How many of the lines below include "these"? Give the number and no other words.

════════════════

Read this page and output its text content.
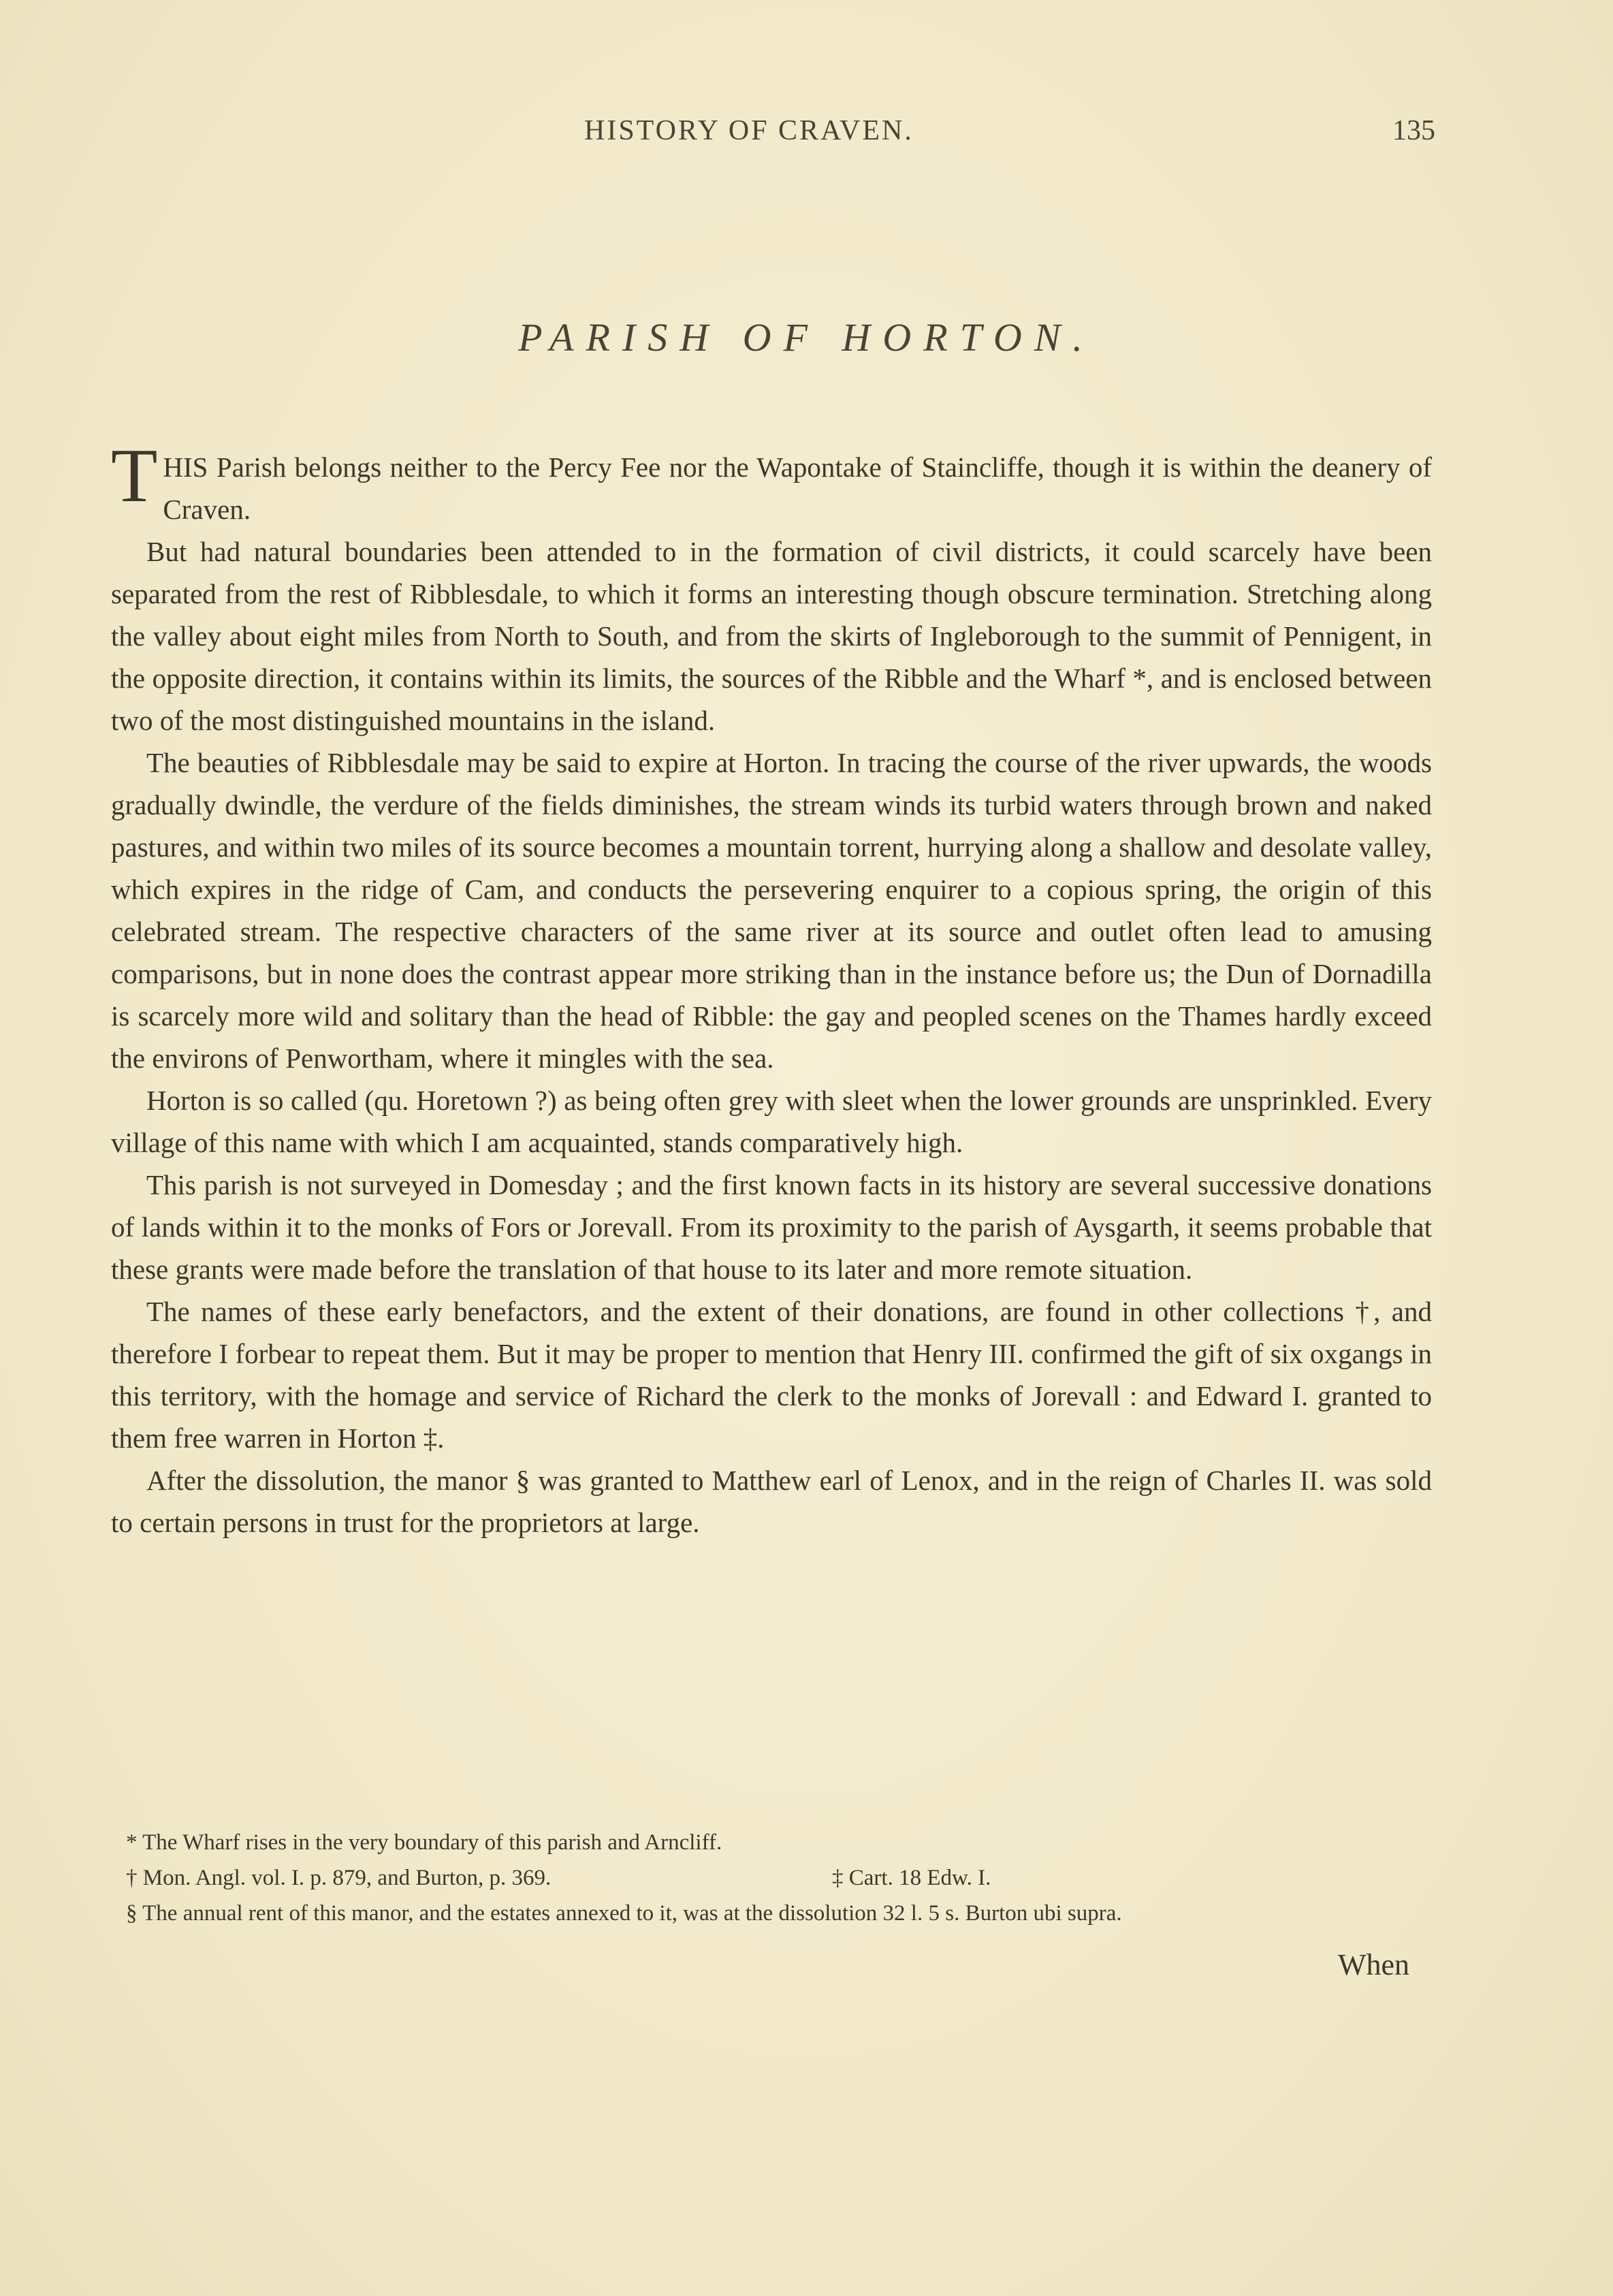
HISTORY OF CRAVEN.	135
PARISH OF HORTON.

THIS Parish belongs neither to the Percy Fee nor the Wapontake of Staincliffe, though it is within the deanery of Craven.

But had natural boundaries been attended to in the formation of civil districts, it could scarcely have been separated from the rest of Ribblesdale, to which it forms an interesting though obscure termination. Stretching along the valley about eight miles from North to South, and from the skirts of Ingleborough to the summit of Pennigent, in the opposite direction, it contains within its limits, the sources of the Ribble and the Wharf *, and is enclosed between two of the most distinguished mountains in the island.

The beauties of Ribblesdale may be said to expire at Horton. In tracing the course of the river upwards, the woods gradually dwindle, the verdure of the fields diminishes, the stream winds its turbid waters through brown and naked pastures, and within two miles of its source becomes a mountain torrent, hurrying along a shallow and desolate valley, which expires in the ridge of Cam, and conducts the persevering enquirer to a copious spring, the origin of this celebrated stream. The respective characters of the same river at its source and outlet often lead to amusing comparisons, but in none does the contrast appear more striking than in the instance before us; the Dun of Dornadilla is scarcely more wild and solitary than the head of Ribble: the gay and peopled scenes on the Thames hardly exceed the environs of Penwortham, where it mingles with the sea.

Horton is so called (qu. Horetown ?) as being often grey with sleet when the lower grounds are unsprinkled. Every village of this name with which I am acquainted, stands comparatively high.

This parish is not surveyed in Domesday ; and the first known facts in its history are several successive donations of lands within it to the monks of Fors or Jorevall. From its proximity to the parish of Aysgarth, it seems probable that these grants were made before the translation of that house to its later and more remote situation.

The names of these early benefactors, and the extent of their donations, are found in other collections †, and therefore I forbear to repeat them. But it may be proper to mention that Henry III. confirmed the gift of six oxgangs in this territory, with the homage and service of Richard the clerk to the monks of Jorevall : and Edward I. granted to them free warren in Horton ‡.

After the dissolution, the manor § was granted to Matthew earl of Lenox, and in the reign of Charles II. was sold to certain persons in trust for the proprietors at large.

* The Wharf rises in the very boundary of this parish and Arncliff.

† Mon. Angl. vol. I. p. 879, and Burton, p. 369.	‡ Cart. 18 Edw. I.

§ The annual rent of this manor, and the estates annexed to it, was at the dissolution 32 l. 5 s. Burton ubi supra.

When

════════════════

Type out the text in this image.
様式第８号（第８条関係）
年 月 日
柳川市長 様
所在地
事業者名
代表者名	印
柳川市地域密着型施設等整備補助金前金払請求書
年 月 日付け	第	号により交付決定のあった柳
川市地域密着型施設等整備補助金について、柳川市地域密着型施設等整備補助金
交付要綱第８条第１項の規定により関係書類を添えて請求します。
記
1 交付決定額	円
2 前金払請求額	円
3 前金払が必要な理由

════════════════

- Response to this exercise
2